* **THINGS TO DO**:
- A) In the race report, reproduce everything from "Catching up with" down to "each new staircase.".
- B) Answer from the race report:
(i) Which muscle began to tug after 11 miles?
(ii) How far ahead of schedule was the runner at the first check-in point?
(iii) At around what mileage did the tough patch arrive?
- C) Write the next part of the race report, picking up after its final sentence.

Nic looks back on the open moorland, our first hill top for nearly 7 miles

Nice day to do a bit of fishing
The early stages of the route set the tone for the whole of the RAW.  There are pretty views in all directions, but few "wow!" moments.  Early on, we enjoyed miles of open moors, misty light on the distant hills, and plenty of slippery little wooden bridges to test the coordination.  After 11 miles, my right calf (this month's muscular liability) started to tug, so I eased back a bit.  I didn't fancy running another 30 miles on a cramping leg, and hoped that putting less strain on the leg would do the trick.  By the time I hit the first check-in point with Jeff and Maggie, the leg was doing OK and I was running fairly freely.  I was also 15 minutes ahead of schedule after only 17 miles, and wondering how bad the payback would be.  The early moorland was giving way to wooded slopes as the river carved through the low hills.  Easy running was about to take a back seat.

Catching up with the in-laws at 17 miles

The tough patch came, a bit later than expected, at around 25 miles.  We had finally had some hills - all short, all sharp, with plenty of steps to make running difficult.  Climbing up and down through the riverside woods had killed the pace and my legs.  My right quad and ITB started to object, colouring my language nicely with each new staircase.

* **INFORMATION SUPPLIED**:

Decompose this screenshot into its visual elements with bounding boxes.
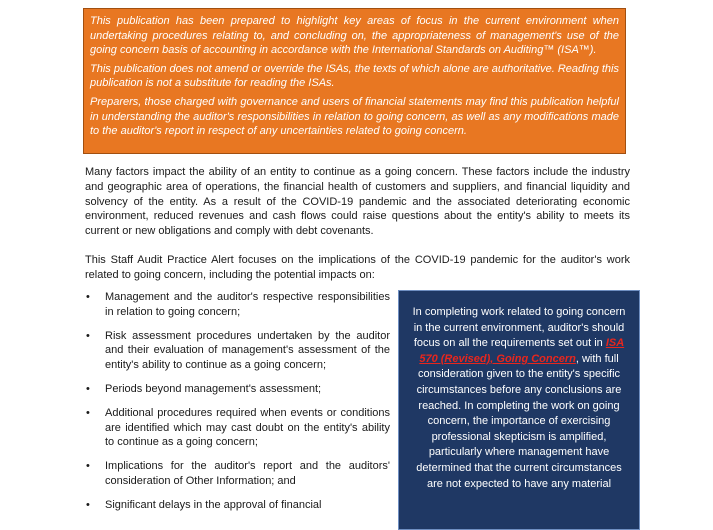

* **IN RESPONSE**:
- A)
Catching up with the in-laws at 17 miles

The tough patch came, a bit later than expected, at around 25 miles.  We had finally had some hills - all short, all sharp, with plenty of steps to make running difficult.  Climbing up and down through the riverside woods had killed the pace and my legs.  My right quad and ITB started to object, colouring my language nicely with each new staircase.

- B)
(i) The right calf.
(ii) 15 minutes ahead, after 17 miles.
(iii) At around 25 miles.

- C)
Alas, no train to distract from the sore legs

The difficult patch carried on into the new addition for this year's running, a diversion near Stair where the old path unfortunately has now joined with the river itself.  We slogged up a short hill through a nice, soupy pasture where the "mud" had a nice oily sheen to it.  Best not to think about it all, really, but I did laugh that I had finally reached some trail that was like what I've been enjoying throughout this rather moist summer.  The cattle at the top of the hill looked on bemused, and I was happy to reach them with both shoes still on my feet.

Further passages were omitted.